*Description of the task:* Find the lines with the string "color" and return them.

▼▼▼

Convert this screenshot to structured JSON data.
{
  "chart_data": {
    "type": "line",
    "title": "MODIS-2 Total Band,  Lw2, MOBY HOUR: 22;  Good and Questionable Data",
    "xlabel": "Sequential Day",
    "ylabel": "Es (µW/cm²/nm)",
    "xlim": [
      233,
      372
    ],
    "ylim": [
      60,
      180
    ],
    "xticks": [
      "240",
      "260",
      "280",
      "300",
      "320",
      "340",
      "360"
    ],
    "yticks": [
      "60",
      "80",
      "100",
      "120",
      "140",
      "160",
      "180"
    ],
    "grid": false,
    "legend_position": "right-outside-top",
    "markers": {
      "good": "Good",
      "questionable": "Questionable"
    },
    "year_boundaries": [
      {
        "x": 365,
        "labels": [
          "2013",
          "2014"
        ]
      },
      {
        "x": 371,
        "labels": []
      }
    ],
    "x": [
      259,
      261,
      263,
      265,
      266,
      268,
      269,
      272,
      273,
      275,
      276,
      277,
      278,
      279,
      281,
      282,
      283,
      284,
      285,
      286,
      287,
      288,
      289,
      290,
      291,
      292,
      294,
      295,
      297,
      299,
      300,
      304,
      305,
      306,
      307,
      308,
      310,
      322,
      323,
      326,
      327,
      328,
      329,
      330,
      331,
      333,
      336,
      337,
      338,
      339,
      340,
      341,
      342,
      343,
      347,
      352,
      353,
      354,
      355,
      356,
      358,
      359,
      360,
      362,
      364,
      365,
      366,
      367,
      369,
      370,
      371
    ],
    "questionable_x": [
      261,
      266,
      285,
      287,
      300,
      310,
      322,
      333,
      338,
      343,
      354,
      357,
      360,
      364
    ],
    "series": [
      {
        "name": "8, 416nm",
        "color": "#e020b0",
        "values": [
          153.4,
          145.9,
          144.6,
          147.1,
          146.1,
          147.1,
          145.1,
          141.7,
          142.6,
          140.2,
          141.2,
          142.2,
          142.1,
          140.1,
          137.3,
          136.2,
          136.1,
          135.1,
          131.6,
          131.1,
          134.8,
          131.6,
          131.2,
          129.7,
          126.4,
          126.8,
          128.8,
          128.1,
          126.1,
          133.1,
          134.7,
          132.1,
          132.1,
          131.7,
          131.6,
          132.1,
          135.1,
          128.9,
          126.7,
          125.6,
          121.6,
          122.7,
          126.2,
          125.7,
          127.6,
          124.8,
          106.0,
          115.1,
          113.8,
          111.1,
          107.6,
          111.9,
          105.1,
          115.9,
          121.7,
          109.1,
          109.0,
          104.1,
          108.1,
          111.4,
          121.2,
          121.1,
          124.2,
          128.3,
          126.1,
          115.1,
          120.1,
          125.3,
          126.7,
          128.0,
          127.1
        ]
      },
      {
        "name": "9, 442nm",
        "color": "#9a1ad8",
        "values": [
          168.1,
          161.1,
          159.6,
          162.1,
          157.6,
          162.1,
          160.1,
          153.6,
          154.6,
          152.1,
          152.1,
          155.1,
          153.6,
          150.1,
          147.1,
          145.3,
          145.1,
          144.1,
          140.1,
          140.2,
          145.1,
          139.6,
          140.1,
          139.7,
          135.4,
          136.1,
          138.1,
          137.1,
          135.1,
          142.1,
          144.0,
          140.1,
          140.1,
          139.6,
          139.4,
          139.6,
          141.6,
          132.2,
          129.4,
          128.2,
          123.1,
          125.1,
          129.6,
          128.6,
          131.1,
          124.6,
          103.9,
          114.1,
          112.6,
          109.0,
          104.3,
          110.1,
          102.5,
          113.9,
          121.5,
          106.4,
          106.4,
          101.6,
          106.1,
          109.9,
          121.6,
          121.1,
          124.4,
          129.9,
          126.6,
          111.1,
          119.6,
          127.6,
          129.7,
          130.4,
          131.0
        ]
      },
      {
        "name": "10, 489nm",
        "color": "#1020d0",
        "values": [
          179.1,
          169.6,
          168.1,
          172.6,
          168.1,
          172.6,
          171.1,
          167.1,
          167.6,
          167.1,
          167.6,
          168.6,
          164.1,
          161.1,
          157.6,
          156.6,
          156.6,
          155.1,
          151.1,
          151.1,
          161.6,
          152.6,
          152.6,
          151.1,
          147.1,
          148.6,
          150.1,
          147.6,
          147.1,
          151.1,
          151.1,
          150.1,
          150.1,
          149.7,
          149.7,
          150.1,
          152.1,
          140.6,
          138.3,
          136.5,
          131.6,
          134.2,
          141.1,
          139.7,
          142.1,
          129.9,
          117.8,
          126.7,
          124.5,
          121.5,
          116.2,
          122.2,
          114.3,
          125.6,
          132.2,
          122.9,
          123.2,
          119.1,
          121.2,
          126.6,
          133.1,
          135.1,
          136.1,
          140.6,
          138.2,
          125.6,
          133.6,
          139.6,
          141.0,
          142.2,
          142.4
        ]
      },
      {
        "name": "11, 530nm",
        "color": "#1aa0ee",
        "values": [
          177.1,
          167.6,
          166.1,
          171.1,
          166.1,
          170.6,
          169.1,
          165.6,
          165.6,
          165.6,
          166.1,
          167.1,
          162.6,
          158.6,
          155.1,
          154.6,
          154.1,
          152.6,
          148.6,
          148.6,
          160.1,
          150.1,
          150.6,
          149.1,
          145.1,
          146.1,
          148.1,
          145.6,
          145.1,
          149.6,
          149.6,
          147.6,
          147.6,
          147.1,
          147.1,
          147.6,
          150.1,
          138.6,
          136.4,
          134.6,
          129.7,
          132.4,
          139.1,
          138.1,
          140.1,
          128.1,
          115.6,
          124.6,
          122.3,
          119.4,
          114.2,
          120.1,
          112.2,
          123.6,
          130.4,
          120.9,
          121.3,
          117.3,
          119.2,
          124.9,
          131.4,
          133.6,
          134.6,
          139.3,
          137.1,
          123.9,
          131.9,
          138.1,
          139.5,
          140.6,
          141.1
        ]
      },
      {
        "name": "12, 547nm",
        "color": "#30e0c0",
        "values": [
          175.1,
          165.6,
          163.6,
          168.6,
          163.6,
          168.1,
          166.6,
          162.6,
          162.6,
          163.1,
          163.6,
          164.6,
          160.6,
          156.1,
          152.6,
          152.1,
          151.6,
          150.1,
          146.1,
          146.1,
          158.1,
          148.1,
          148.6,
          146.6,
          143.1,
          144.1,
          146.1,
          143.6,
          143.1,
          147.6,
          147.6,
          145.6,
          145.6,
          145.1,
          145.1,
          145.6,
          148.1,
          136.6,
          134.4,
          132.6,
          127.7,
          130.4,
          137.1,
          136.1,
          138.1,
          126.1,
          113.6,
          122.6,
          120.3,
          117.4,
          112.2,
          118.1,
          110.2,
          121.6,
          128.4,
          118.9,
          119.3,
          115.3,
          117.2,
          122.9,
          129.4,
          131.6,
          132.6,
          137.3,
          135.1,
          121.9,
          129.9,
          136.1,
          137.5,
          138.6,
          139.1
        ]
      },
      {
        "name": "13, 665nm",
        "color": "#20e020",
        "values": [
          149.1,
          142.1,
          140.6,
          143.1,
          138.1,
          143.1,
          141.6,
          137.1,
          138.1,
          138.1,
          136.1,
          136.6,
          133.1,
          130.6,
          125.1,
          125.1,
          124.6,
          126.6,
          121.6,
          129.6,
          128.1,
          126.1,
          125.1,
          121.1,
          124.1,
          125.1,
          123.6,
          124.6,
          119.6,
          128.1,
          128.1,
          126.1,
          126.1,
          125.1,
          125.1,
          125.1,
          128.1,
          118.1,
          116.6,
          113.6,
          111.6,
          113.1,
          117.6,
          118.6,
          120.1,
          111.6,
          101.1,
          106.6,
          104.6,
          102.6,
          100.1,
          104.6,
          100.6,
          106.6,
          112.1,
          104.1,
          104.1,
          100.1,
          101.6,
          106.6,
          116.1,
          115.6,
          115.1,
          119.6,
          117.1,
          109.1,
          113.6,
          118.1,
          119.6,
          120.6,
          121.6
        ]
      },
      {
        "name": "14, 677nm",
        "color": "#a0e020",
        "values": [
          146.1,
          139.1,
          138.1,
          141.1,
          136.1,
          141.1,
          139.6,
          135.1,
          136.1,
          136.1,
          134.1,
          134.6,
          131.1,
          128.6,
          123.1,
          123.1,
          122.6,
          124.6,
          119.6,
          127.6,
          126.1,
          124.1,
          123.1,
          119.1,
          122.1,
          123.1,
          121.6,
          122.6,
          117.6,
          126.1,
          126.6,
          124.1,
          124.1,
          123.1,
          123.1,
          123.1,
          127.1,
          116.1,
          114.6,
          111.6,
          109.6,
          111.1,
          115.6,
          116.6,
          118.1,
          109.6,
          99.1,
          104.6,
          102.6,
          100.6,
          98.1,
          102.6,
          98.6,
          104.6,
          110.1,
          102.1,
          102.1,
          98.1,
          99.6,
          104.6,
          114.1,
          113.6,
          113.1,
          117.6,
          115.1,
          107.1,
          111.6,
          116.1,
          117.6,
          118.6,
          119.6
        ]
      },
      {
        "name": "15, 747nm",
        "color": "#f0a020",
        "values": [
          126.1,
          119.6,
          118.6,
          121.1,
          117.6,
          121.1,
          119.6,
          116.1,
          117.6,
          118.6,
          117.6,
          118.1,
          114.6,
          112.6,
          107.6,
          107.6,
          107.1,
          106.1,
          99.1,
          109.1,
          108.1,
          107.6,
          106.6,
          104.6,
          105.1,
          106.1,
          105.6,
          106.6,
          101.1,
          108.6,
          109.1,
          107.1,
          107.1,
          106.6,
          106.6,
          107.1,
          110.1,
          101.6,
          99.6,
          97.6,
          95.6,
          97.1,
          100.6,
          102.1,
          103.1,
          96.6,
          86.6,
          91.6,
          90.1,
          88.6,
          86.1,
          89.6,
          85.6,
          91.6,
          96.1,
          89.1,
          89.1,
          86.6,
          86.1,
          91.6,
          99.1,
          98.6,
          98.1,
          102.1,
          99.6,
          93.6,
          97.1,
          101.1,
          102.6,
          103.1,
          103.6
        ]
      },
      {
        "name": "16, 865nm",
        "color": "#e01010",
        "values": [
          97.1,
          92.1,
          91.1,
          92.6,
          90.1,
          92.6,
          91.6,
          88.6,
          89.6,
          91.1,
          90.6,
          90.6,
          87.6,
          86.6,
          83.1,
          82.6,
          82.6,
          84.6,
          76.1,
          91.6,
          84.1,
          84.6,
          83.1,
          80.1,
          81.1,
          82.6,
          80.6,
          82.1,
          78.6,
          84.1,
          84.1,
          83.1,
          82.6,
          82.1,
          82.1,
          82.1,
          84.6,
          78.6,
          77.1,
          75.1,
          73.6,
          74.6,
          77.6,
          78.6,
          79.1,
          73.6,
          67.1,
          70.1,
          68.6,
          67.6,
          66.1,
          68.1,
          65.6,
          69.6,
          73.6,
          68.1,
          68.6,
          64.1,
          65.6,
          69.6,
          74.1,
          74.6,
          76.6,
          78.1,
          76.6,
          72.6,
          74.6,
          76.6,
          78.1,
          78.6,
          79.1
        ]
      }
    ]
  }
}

▲▲▲

*Solution for this task:*
        "color": "#e020b0",
        "color": "#9a1ad8",
        "color": "#1020d0",
        "color": "#1aa0ee",
        "color": "#30e0c0",
        "color": "#20e020",
        "color": "#a0e020",
        "color": "#f0a020",
        "color": "#e01010",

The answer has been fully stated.